(Data entries)
◇ ◇ ◇ ◇ ◇ ◇ ◇

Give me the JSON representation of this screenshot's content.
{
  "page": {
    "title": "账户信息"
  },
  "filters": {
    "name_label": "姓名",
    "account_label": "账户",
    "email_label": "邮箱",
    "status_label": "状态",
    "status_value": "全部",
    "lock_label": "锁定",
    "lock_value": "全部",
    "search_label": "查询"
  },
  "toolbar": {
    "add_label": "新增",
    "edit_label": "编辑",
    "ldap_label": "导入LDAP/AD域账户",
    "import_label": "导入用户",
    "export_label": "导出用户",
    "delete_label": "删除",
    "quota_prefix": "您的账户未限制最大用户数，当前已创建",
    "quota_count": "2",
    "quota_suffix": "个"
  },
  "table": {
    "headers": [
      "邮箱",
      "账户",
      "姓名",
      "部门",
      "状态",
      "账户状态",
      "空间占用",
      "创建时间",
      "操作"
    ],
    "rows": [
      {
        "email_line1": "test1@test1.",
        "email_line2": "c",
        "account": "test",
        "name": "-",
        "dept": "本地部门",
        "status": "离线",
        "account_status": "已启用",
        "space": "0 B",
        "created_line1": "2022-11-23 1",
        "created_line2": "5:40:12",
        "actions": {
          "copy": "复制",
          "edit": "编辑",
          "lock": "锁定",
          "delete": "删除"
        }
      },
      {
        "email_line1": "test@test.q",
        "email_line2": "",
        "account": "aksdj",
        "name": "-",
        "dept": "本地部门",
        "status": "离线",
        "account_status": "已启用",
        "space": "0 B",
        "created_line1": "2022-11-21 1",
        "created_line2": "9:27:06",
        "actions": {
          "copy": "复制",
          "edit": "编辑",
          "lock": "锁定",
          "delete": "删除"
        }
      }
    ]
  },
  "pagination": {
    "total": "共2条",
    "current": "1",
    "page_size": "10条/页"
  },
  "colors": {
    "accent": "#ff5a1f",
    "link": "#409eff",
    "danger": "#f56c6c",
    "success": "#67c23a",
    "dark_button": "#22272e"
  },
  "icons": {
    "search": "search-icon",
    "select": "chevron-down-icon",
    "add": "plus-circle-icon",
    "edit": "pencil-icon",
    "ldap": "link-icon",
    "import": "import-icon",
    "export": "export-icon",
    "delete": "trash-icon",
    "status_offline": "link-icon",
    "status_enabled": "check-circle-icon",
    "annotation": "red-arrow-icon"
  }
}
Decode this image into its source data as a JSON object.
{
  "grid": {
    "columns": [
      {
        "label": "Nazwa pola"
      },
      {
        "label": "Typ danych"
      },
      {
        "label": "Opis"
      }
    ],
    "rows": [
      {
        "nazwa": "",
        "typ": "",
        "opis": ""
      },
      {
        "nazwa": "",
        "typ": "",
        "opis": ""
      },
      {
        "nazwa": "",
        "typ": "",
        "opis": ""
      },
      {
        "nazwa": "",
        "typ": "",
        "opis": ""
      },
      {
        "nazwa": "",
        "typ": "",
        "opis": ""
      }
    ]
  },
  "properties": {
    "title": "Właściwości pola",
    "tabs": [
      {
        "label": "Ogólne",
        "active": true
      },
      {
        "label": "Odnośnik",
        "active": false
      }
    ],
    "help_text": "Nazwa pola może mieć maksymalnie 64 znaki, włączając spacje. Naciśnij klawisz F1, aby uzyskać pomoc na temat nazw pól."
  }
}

◇ ◇ ◇ ◇ ◇ ◇ ◇

**What to do:** From the records above, please extract every line and repeat it exactly.

**Response to the exercise:**
Give me the JSON representation of this screenshot's content.
{
  "page": {
    "title": "账户信息"
  },
  "filters": {
    "name_label": "姓名",
    "account_label": "账户",
    "email_label": "邮箱",
    "status_label": "状态",
    "status_value": "全部",
    "lock_label": "锁定",
    "lock_value": "全部",
    "search_label": "查询"
  },
  "toolbar": {
    "add_label": "新增",
    "edit_label": "编辑",
    "ldap_label": "导入LDAP/AD域账户",
    "import_label": "导入用户",
    "export_label": "导出用户",
    "delete_label": "删除",
    "quota_prefix": "您的账户未限制最大用户数，当前已创建",
    "quota_count": "2",
    "quota_suffix": "个"
  },
  "table": {
    "headers": [
      "邮箱",
      "账户",
      "姓名",
      "部门",
      "状态",
      "账户状态",
      "空间占用",
      "创建时间",
      "操作"
    ],
    "rows": [
      {
        "email_line1": "test1@test1.",
        "email_line2": "c",
        "account": "test",
        "name": "-",
        "dept": "本地部门",
        "status": "离线",
        "account_status": "已启用",
        "space": "0 B",
        "created_line1": "2022-11-23 1",
        "created_line2": "5:40:12",
        "actions": {
          "copy": "复制",
          "edit": "编辑",
          "lock": "锁定",
          "delete": "删除"
        }
      },
      {
        "email_line1": "test@test.q",
        "email_line2": "",
        "account": "aksdj",
        "name": "-",
        "dept": "本地部门",
        "status": "离线",
        "account_status": "已启用",
        "space": "0 B",
        "created_line1": "2022-11-21 1",
        "created_line2": "9:27:06",
        "actions": {
          "copy": "复制",
          "edit": "编辑",
          "lock": "锁定",
          "delete": "删除"
        }
      }
    ]
  },
  "pagination": {
    "total": "共2条",
    "current": "1",
    "page_size": "10条/页"
  },
  "colors": {
    "accent": "#ff5a1f",
    "link": "#409eff",
    "danger": "#f56c6c",
    "success": "#67c23a",
    "dark_button": "#22272e"
  },
  "icons": {
    "search": "search-icon",
    "select": "chevron-down-icon",
    "add": "plus-circle-icon",
    "edit": "pencil-icon",
    "ldap": "link-icon",
    "import": "import-icon",
    "export": "export-icon",
    "delete": "trash-icon",
    "status_offline": "link-icon",
    "status_enabled": "check-circle-icon",
    "annotation": "red-arrow-icon"
  }
}
Decode this image into its source data as a JSON object.
{
  "grid": {
    "columns": [
      {
        "label": "Nazwa pola"
      },
      {
        "label": "Typ danych"
      },
      {
        "label": "Opis"
      }
    ],
    "rows": [
      {
        "nazwa": "",
        "typ": "",
        "opis": ""
      },
      {
        "nazwa": "",
        "typ": "",
        "opis": ""
      },
      {
        "nazwa": "",
        "typ": "",
        "opis": ""
      },
      {
        "nazwa": "",
        "typ": "",
        "opis": ""
      },
      {
        "nazwa": "",
        "typ": "",
        "opis": ""
      }
    ]
  },
  "properties": {
    "title": "Właściwości pola",
    "tabs": [
      {
        "label": "Ogólne",
        "active": true
      },
      {
        "label": "Odnośnik",
        "active": false
      }
    ],
    "help_text": "Nazwa pola może mieć maksymalnie 64 znaki, włączając spacje. Naciśnij klawisz F1, aby uzyskać pomoc na temat nazw pól."
  }
}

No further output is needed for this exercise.